[Supplied material]:
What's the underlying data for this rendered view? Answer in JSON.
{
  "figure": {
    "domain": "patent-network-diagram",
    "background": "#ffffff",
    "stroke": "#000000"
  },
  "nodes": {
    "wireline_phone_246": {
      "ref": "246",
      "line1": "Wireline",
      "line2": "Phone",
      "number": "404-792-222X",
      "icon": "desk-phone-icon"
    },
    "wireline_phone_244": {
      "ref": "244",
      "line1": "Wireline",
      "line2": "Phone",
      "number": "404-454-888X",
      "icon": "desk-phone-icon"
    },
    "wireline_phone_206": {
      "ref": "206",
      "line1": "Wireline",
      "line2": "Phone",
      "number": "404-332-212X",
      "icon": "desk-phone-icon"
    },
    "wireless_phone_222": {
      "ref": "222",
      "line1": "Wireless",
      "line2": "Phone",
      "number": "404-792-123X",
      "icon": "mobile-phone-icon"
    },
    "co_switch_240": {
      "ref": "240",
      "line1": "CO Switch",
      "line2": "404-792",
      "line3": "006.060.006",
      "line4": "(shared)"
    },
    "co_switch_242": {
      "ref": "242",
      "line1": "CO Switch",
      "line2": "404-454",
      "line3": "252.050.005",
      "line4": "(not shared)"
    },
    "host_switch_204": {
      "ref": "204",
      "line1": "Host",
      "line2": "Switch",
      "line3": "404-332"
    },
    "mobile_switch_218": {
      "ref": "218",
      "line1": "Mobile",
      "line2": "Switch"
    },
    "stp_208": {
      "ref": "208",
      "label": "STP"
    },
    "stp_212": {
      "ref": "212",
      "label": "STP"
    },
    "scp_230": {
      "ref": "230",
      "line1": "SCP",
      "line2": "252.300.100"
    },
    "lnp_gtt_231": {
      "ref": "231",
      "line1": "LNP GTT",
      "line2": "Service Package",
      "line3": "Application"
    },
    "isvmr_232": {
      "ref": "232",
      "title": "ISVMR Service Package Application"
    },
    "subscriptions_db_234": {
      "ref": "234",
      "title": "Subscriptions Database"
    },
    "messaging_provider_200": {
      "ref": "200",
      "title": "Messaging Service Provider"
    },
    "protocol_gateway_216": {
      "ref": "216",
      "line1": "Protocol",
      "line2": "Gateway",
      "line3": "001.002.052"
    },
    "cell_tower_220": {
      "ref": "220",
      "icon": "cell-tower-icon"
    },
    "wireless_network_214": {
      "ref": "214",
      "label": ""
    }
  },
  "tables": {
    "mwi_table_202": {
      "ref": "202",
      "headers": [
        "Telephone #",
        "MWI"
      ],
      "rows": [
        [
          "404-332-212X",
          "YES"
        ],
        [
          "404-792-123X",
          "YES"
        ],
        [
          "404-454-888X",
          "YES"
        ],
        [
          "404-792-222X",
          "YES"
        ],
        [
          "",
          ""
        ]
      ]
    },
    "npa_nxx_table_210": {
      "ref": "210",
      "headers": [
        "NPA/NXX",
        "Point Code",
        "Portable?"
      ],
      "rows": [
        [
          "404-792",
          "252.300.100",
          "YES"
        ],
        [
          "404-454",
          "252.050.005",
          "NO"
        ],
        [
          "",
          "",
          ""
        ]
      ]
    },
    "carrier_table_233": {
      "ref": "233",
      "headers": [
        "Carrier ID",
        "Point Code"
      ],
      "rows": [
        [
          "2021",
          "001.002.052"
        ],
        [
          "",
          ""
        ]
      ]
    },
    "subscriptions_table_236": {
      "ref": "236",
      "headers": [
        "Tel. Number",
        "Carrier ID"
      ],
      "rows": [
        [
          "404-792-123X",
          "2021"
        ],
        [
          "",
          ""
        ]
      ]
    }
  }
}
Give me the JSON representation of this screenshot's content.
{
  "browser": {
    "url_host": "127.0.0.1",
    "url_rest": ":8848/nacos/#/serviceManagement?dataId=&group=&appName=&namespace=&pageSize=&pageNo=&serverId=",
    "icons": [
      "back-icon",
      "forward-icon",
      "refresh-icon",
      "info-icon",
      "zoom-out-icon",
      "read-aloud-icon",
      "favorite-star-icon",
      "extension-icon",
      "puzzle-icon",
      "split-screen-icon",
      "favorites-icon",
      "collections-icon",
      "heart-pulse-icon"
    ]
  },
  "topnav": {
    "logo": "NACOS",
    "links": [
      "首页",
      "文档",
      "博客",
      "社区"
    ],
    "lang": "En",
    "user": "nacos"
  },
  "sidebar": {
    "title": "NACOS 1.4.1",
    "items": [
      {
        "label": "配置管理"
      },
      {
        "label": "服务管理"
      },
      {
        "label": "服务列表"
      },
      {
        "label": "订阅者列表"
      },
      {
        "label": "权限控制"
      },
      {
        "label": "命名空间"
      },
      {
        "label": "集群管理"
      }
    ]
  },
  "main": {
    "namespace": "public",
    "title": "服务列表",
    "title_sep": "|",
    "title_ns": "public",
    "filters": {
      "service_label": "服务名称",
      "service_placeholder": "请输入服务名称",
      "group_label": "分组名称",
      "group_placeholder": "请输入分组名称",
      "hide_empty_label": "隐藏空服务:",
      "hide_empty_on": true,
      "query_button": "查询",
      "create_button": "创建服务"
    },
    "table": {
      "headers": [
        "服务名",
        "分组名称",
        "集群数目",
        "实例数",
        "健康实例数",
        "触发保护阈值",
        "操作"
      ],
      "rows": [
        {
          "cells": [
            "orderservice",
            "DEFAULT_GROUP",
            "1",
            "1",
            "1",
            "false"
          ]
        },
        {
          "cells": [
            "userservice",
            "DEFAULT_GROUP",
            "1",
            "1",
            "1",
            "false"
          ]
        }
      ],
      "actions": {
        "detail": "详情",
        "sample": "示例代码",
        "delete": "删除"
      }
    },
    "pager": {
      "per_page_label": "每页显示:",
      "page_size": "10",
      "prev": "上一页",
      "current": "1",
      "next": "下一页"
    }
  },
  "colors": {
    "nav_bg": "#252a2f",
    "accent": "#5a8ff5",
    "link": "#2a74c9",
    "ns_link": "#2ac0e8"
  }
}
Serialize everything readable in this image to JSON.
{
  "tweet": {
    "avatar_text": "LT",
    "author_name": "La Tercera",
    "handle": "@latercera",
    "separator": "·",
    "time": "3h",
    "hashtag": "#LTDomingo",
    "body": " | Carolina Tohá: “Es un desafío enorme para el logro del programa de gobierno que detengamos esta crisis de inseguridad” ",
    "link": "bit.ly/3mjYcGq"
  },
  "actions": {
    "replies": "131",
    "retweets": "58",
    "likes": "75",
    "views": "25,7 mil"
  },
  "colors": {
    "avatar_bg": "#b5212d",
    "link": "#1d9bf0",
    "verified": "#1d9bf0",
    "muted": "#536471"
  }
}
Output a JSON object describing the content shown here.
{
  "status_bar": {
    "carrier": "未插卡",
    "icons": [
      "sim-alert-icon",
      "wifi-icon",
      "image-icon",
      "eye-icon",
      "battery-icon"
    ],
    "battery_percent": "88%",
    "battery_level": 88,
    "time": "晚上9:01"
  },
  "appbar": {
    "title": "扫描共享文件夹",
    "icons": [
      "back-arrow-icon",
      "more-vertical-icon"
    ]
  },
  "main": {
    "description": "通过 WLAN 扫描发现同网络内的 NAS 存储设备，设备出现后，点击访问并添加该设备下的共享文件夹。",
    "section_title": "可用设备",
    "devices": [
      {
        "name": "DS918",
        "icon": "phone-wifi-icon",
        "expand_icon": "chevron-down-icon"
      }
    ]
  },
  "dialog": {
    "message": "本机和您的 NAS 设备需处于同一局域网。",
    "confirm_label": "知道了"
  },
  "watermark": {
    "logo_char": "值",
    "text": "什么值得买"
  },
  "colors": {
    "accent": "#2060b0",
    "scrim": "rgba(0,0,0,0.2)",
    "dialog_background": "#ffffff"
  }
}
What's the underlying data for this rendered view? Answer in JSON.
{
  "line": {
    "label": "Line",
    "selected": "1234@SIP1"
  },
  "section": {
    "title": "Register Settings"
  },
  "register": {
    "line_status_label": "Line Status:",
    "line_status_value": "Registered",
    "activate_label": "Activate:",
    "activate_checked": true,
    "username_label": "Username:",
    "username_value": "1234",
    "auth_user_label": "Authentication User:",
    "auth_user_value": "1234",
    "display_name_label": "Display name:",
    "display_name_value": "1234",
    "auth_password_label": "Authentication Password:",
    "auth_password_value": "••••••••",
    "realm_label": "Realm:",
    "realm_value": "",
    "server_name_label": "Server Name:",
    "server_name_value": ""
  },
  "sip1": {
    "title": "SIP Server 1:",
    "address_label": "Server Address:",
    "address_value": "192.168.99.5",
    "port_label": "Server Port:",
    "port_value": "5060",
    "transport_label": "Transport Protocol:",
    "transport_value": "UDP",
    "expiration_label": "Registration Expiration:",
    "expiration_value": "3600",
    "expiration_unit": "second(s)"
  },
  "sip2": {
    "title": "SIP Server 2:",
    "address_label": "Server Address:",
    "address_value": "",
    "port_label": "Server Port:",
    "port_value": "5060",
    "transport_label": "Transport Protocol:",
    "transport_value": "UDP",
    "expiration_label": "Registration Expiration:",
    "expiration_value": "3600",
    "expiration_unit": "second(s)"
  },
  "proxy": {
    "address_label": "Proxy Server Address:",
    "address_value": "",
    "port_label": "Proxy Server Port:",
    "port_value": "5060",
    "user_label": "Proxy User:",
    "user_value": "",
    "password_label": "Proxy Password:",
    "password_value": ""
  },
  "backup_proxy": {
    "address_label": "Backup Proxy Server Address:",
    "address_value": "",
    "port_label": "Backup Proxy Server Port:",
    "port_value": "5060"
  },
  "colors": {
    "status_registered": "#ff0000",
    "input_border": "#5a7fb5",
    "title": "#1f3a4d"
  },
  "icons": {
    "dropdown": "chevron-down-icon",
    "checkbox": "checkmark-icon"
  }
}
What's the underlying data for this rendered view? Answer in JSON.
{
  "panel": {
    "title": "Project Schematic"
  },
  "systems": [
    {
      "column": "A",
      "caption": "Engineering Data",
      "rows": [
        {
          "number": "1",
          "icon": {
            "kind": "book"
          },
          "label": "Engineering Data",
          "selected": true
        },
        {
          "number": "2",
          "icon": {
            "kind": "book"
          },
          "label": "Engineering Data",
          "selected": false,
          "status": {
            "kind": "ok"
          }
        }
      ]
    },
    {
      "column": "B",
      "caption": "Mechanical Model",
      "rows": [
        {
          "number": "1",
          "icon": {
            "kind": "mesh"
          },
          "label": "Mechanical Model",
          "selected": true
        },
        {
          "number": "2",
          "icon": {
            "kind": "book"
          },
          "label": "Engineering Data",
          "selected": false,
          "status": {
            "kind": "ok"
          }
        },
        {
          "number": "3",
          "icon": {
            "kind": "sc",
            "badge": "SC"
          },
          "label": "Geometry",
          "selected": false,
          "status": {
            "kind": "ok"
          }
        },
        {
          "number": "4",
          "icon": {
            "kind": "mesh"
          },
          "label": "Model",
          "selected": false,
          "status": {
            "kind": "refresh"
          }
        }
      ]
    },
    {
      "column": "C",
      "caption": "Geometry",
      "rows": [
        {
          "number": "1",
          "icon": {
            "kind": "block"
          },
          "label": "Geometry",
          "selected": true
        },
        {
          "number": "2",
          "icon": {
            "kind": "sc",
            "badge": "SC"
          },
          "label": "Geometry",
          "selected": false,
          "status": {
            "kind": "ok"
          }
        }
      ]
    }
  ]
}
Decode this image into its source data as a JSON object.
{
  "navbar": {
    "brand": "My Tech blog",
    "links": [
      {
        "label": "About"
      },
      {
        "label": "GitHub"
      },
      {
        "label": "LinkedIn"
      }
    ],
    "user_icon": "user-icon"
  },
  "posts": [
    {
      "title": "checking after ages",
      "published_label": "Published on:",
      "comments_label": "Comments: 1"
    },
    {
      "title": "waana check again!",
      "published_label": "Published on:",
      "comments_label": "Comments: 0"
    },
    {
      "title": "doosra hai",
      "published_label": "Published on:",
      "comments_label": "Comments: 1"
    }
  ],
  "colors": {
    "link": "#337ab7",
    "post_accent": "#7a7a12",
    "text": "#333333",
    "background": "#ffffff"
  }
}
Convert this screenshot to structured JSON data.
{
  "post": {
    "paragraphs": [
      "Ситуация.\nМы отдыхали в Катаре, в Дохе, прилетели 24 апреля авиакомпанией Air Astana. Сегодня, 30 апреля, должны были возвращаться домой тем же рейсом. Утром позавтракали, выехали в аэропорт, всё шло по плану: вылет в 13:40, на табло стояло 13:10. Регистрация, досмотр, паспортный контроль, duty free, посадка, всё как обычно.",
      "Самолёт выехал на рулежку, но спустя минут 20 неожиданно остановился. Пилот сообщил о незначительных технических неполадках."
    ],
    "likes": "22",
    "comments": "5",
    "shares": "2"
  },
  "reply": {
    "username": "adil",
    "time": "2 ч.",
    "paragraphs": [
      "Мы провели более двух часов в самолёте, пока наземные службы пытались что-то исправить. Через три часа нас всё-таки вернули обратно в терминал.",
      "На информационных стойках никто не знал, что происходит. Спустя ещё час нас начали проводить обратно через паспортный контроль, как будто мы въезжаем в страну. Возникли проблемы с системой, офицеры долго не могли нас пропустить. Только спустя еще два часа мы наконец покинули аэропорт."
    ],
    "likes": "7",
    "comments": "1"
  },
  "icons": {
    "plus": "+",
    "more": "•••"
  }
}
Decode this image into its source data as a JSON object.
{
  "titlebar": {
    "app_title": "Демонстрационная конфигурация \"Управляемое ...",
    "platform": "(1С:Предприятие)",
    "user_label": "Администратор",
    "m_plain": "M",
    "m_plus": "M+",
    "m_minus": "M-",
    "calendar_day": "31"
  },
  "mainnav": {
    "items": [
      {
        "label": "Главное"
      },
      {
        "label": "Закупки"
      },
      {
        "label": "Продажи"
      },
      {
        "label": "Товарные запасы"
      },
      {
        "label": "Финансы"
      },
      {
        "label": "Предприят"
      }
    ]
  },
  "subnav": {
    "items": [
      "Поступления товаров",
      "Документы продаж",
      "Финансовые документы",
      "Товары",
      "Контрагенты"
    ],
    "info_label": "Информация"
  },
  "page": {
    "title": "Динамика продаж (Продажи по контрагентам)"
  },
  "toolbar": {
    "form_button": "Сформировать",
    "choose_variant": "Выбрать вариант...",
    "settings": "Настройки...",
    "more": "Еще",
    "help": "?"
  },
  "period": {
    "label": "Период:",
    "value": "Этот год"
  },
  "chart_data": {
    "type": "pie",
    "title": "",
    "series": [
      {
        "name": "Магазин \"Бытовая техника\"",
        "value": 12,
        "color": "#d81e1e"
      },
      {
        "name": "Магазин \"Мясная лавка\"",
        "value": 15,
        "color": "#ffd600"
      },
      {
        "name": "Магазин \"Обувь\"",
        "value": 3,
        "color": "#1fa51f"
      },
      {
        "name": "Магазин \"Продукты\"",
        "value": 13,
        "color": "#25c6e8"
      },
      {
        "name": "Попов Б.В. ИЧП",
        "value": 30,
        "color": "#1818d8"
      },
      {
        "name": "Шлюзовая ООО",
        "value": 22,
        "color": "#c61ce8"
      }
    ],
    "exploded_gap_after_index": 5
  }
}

[Stated problem]: Select the lines from the entries that include the word "chevron".

[Output of the exercise]:
        "expand_icon": "chevron-down-icon"
    "dropdown": "chevron-down-icon",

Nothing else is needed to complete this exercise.